* [Exercise details] Gather all lines from the material that contain the word "African".

* [Dataset records on visual material]

══════

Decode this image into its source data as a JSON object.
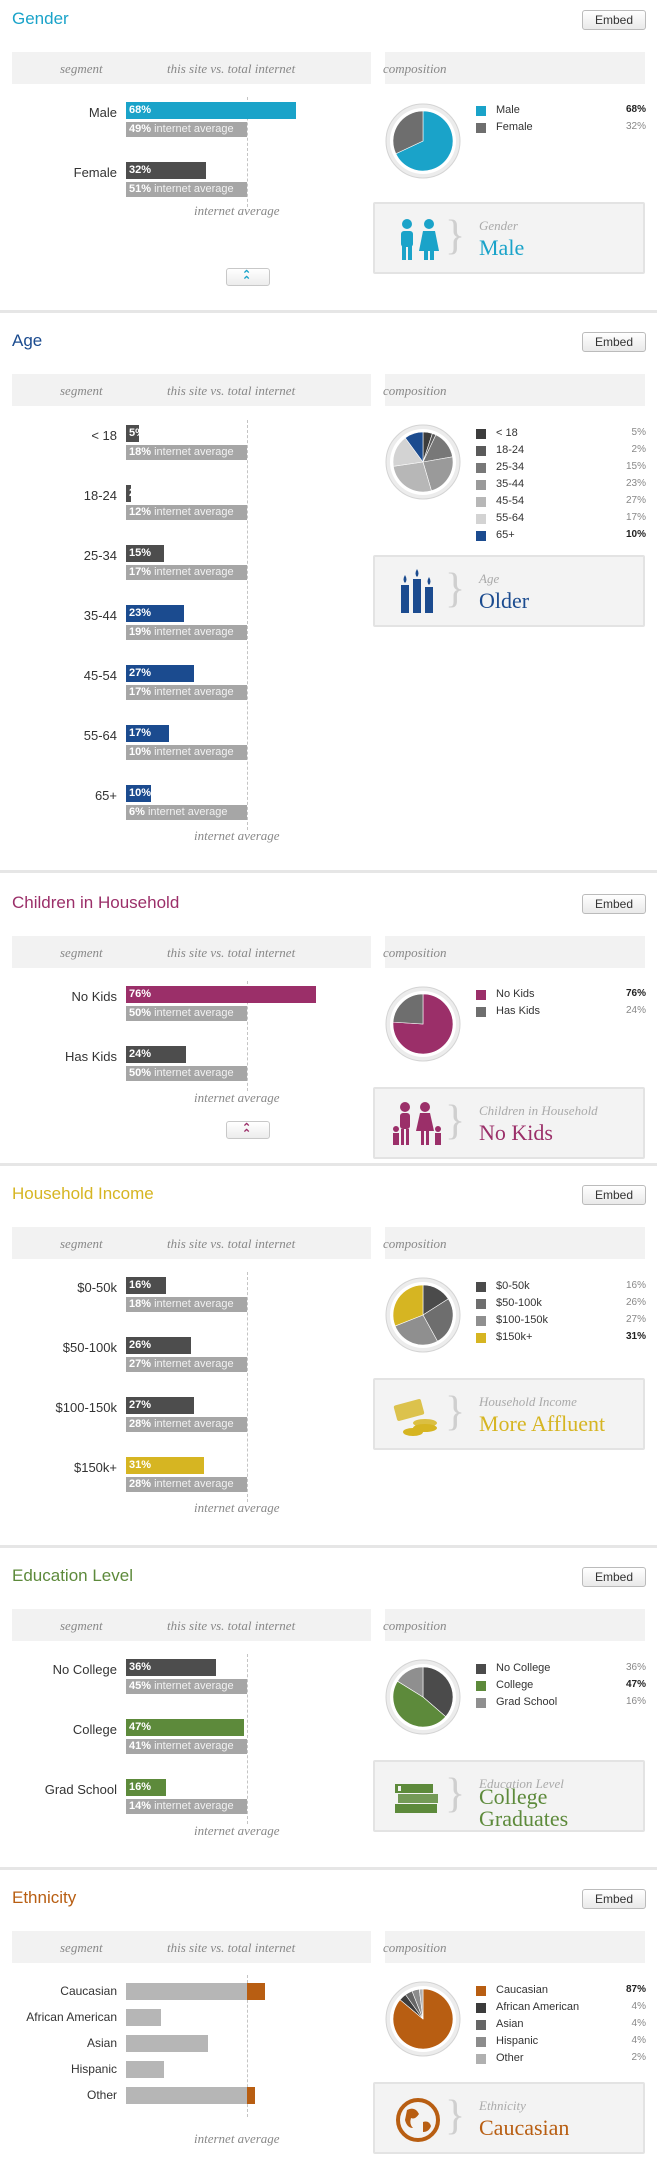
{
  "header_labels": {
    "segment": "segment",
    "comparison": "this site vs. total internet",
    "composition": "composition",
    "internet_average": "internet average",
    "internet_average_suffix": "internet average",
    "embed": "Embed"
  },
  "colors": {
    "gender": "#1aa3c9",
    "age": "#1b4b8f",
    "children": "#9b2f69",
    "income": "#d6b522",
    "education": "#5d8a3b",
    "ethnicity": "#b85e12",
    "dark": "#4d4d4d",
    "avg": "#a6a6a6"
  },
  "sections": [
    {
      "key": "gender",
      "title": "Gender",
      "rows": [
        {
          "label": "Male",
          "site": "68%",
          "site_value": 68,
          "avg": "49%",
          "avg_value": 49,
          "highlight": true
        },
        {
          "label": "Female",
          "site": "32%",
          "site_value": 32,
          "avg": "51%",
          "avg_value": 51,
          "highlight": false
        }
      ],
      "legend": [
        {
          "name": "Male",
          "value": "68%",
          "highlight": true
        },
        {
          "name": "Female",
          "value": "32%",
          "highlight": false
        }
      ],
      "card": {
        "subtitle": "Gender",
        "main": "Male",
        "icon": "people-icon"
      }
    },
    {
      "key": "age",
      "title": "Age",
      "rows": [
        {
          "label": "< 18",
          "site": "5%",
          "site_value": 5,
          "avg": "18%",
          "avg_value": 18,
          "highlight": false
        },
        {
          "label": "18-24",
          "site": "2%",
          "site_value": 2,
          "avg": "12%",
          "avg_value": 12,
          "highlight": false
        },
        {
          "label": "25-34",
          "site": "15%",
          "site_value": 15,
          "avg": "17%",
          "avg_value": 17,
          "highlight": false
        },
        {
          "label": "35-44",
          "site": "23%",
          "site_value": 23,
          "avg": "19%",
          "avg_value": 19,
          "highlight": true
        },
        {
          "label": "45-54",
          "site": "27%",
          "site_value": 27,
          "avg": "17%",
          "avg_value": 17,
          "highlight": true
        },
        {
          "label": "55-64",
          "site": "17%",
          "site_value": 17,
          "avg": "10%",
          "avg_value": 10,
          "highlight": true
        },
        {
          "label": "65+",
          "site": "10%",
          "site_value": 10,
          "avg": "6%",
          "avg_value": 6,
          "highlight": true
        }
      ],
      "legend": [
        {
          "name": "< 18",
          "value": "5%",
          "highlight": false
        },
        {
          "name": "18-24",
          "value": "2%",
          "highlight": false
        },
        {
          "name": "25-34",
          "value": "15%",
          "highlight": false
        },
        {
          "name": "35-44",
          "value": "23%",
          "highlight": false
        },
        {
          "name": "45-54",
          "value": "27%",
          "highlight": false
        },
        {
          "name": "55-64",
          "value": "17%",
          "highlight": false
        },
        {
          "name": "65+",
          "value": "10%",
          "highlight": true
        }
      ],
      "card": {
        "subtitle": "Age",
        "main": "Older",
        "icon": "candles-icon"
      }
    },
    {
      "key": "children",
      "title": "Children in Household",
      "rows": [
        {
          "label": "No Kids",
          "site": "76%",
          "site_value": 76,
          "avg": "50%",
          "avg_value": 50,
          "highlight": true
        },
        {
          "label": "Has Kids",
          "site": "24%",
          "site_value": 24,
          "avg": "50%",
          "avg_value": 50,
          "highlight": false
        }
      ],
      "legend": [
        {
          "name": "No Kids",
          "value": "76%",
          "highlight": true
        },
        {
          "name": "Has Kids",
          "value": "24%",
          "highlight": false
        }
      ],
      "card": {
        "subtitle": "Children in Household",
        "main": "No Kids",
        "icon": "family-icon"
      }
    },
    {
      "key": "income",
      "title": "Household Income",
      "rows": [
        {
          "label": "$0-50k",
          "site": "16%",
          "site_value": 16,
          "avg": "18%",
          "avg_value": 18,
          "highlight": false
        },
        {
          "label": "$50-100k",
          "site": "26%",
          "site_value": 26,
          "avg": "27%",
          "avg_value": 27,
          "highlight": false
        },
        {
          "label": "$100-150k",
          "site": "27%",
          "site_value": 27,
          "avg": "28%",
          "avg_value": 28,
          "highlight": false
        },
        {
          "label": "$150k+",
          "site": "31%",
          "site_value": 31,
          "avg": "28%",
          "avg_value": 28,
          "highlight": true
        }
      ],
      "legend": [
        {
          "name": "$0-50k",
          "value": "16%",
          "highlight": false
        },
        {
          "name": "$50-100k",
          "value": "26%",
          "highlight": false
        },
        {
          "name": "$100-150k",
          "value": "27%",
          "highlight": false
        },
        {
          "name": "$150k+",
          "value": "31%",
          "highlight": true
        }
      ],
      "card": {
        "subtitle": "Household Income",
        "main": "More Affluent",
        "icon": "money-icon"
      }
    },
    {
      "key": "education",
      "title": "Education Level",
      "rows": [
        {
          "label": "No College",
          "site": "36%",
          "site_value": 36,
          "avg": "45%",
          "avg_value": 45,
          "highlight": false
        },
        {
          "label": "College",
          "site": "47%",
          "site_value": 47,
          "avg": "41%",
          "avg_value": 41,
          "highlight": true
        },
        {
          "label": "Grad School",
          "site": "16%",
          "site_value": 16,
          "avg": "14%",
          "avg_value": 14,
          "highlight": true
        }
      ],
      "legend": [
        {
          "name": "No College",
          "value": "36%",
          "highlight": false
        },
        {
          "name": "College",
          "value": "47%",
          "highlight": true
        },
        {
          "name": "Grad School",
          "value": "16%",
          "highlight": false
        }
      ],
      "card": {
        "subtitle": "Education Level",
        "main": "College Graduates",
        "icon": "books-icon"
      }
    },
    {
      "key": "ethnicity",
      "title": "Ethnicity",
      "rows": [
        {
          "label": "Caucasian",
          "index": 1.15,
          "highlight": true
        },
        {
          "label": "African American",
          "index": 0.29,
          "highlight": false
        },
        {
          "label": "Asian",
          "index": 0.68,
          "highlight": false
        },
        {
          "label": "Hispanic",
          "index": 0.31,
          "highlight": false
        },
        {
          "label": "Other",
          "index": 1.07,
          "highlight": true
        }
      ],
      "legend": [
        {
          "name": "Caucasian",
          "value": "87%",
          "highlight": true
        },
        {
          "name": "African American",
          "value": "4%",
          "highlight": false
        },
        {
          "name": "Asian",
          "value": "4%",
          "highlight": false
        },
        {
          "name": "Hispanic",
          "value": "4%",
          "highlight": false
        },
        {
          "name": "Other",
          "value": "2%",
          "highlight": false
        }
      ],
      "card": {
        "subtitle": "Ethnicity",
        "main": "Caucasian",
        "icon": "globe-icon"
      }
    }
  ]
}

══════

* [Response]
          "label": "African American",
          "name": "African American",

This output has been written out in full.